— Start of MATERIAL FOR THIS EXERCISE —
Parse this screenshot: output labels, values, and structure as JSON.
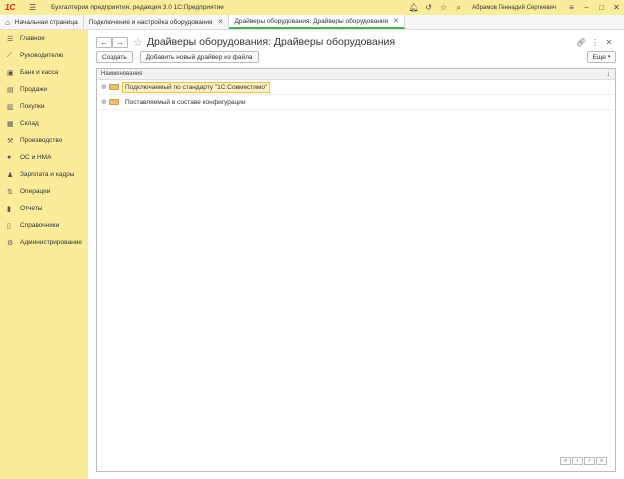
{
  "titlebar": {
    "logo": "1С",
    "app_title": "Бухгалтерия предприятия, редакция 3.0  1С:Предприятие",
    "user_name": "Абрамов Геннадий Сергеевич"
  },
  "tabs": [
    {
      "label": "Начальная страница"
    },
    {
      "label": "Подключение и настройка оборудования"
    },
    {
      "label": "Драйверы оборудования: Драйверы оборудования"
    }
  ],
  "sidebar": {
    "items": [
      {
        "label": "Главное",
        "icon": "menu-icon"
      },
      {
        "label": "Руководителю",
        "icon": "chart-icon"
      },
      {
        "label": "Банк и касса",
        "icon": "bank-icon"
      },
      {
        "label": "Продажи",
        "icon": "sales-icon"
      },
      {
        "label": "Покупки",
        "icon": "cart-icon"
      },
      {
        "label": "Склад",
        "icon": "warehouse-icon"
      },
      {
        "label": "Производство",
        "icon": "factory-icon"
      },
      {
        "label": "ОС и НМА",
        "icon": "assets-icon"
      },
      {
        "label": "Зарплата и кадры",
        "icon": "people-icon"
      },
      {
        "label": "Операции",
        "icon": "operations-icon"
      },
      {
        "label": "Отчеты",
        "icon": "reports-icon"
      },
      {
        "label": "Справочники",
        "icon": "book-icon"
      },
      {
        "label": "Администрирование",
        "icon": "gear-icon"
      }
    ]
  },
  "form": {
    "title": "Драйверы оборудования: Драйверы оборудования",
    "create_label": "Создать",
    "add_driver_label": "Добавить новый драйвер из файла",
    "more_label": "Еще"
  },
  "grid": {
    "column_header": "Наименование",
    "rows": [
      {
        "label": "Подключаемый по стандарту \"1С:Совместимо\"",
        "selected": true
      },
      {
        "label": "Поставляемый в составе конфигурации",
        "selected": false
      }
    ]
  }
}
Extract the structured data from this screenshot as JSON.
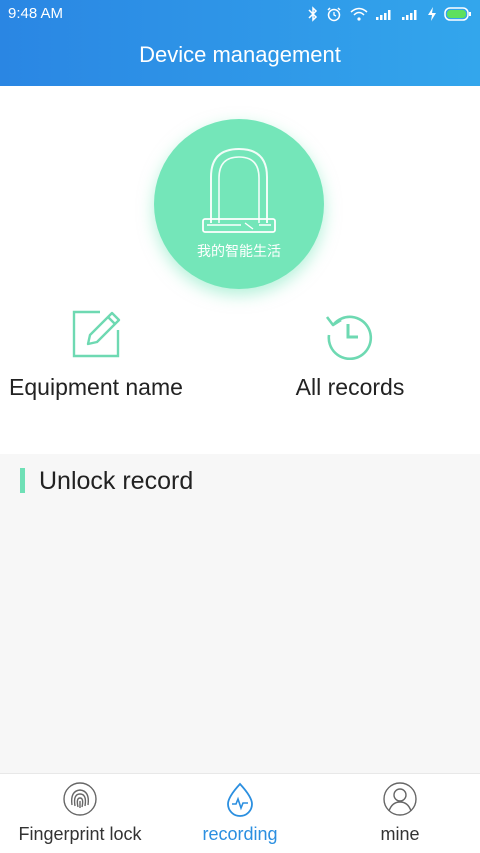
{
  "status_bar": {
    "time": "9:48 AM",
    "icons": [
      "bluetooth-icon",
      "alarm-icon",
      "wifi-icon",
      "signal-icon",
      "signal-icon",
      "charging-icon",
      "battery-icon"
    ]
  },
  "header": {
    "title": "Device management"
  },
  "device": {
    "caption": "我的智能生活",
    "icon": "padlock-icon"
  },
  "actions": [
    {
      "label": "Equipment name",
      "icon": "edit-icon"
    },
    {
      "label": "All records",
      "icon": "history-clock-icon"
    }
  ],
  "section": {
    "title": "Unlock record"
  },
  "bottom_nav": [
    {
      "label": "Fingerprint lock",
      "icon": "fingerprint-icon"
    },
    {
      "label": "recording",
      "icon": "waterdrop-pulse-icon",
      "active": true
    },
    {
      "label": "mine",
      "icon": "user-icon"
    }
  ],
  "colors": {
    "header_start": "#2a86e3",
    "header_end": "#33a6ec",
    "accent_green": "#74e6b9",
    "active_nav": "#2b8fe0"
  }
}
— End of MATERIAL FOR THIS EXERCISE —
▸ **WRITTEN TASK**
Quote every line word for word and keep the images out of the copy.

▸ **PROBLEM SOLUTION**
Parse this screenshot: output labels, values, and structure as JSON.
{
  "titlebar": {
    "logo": "1С",
    "app_title": "Бухгалтерия предприятия, редакция 3.0  1С:Предприятие",
    "user_name": "Абрамов Геннадий Сергеевич"
  },
  "tabs": [
    {
      "label": "Начальная страница"
    },
    {
      "label": "Подключение и настройка оборудования"
    },
    {
      "label": "Драйверы оборудования: Драйверы оборудования"
    }
  ],
  "sidebar": {
    "items": [
      {
        "label": "Главное",
        "icon": "menu-icon"
      },
      {
        "label": "Руководителю",
        "icon": "chart-icon"
      },
      {
        "label": "Банк и касса",
        "icon": "bank-icon"
      },
      {
        "label": "Продажи",
        "icon": "sales-icon"
      },
      {
        "label": "Покупки",
        "icon": "cart-icon"
      },
      {
        "label": "Склад",
        "icon": "warehouse-icon"
      },
      {
        "label": "Производство",
        "icon": "factory-icon"
      },
      {
        "label": "ОС и НМА",
        "icon": "assets-icon"
      },
      {
        "label": "Зарплата и кадры",
        "icon": "people-icon"
      },
      {
        "label": "Операции",
        "icon": "operations-icon"
      },
      {
        "label": "Отчеты",
        "icon": "reports-icon"
      },
      {
        "label": "Справочники",
        "icon": "book-icon"
      },
      {
        "label": "Администрирование",
        "icon": "gear-icon"
      }
    ]
  },
  "form": {
    "title": "Драйверы оборудования: Драйверы оборудования",
    "create_label": "Создать",
    "add_driver_label": "Добавить новый драйвер из файла",
    "more_label": "Еще"
  },
  "grid": {
    "column_header": "Наименование",
    "rows": [
      {
        "label": "Подключаемый по стандарту \"1С:Совместимо\"",
        "selected": true
      },
      {
        "label": "Поставляемый в составе конфигурации",
        "selected": false
      }
    ]
  }
}
Extract the structured data from this screenshot as JSON.
{
  "status_bar": {
    "time": "9:48 AM",
    "icons": [
      "bluetooth-icon",
      "alarm-icon",
      "wifi-icon",
      "signal-icon",
      "signal-icon",
      "charging-icon",
      "battery-icon"
    ]
  },
  "header": {
    "title": "Device management"
  },
  "device": {
    "caption": "我的智能生活",
    "icon": "padlock-icon"
  },
  "actions": [
    {
      "label": "Equipment name",
      "icon": "edit-icon"
    },
    {
      "label": "All records",
      "icon": "history-clock-icon"
    }
  ],
  "section": {
    "title": "Unlock record"
  },
  "bottom_nav": [
    {
      "label": "Fingerprint lock",
      "icon": "fingerprint-icon"
    },
    {
      "label": "recording",
      "icon": "waterdrop-pulse-icon",
      "active": true
    },
    {
      "label": "mine",
      "icon": "user-icon"
    }
  ],
  "colors": {
    "header_start": "#2a86e3",
    "header_end": "#33a6ec",
    "accent_green": "#74e6b9",
    "active_nav": "#2b8fe0"
  }
}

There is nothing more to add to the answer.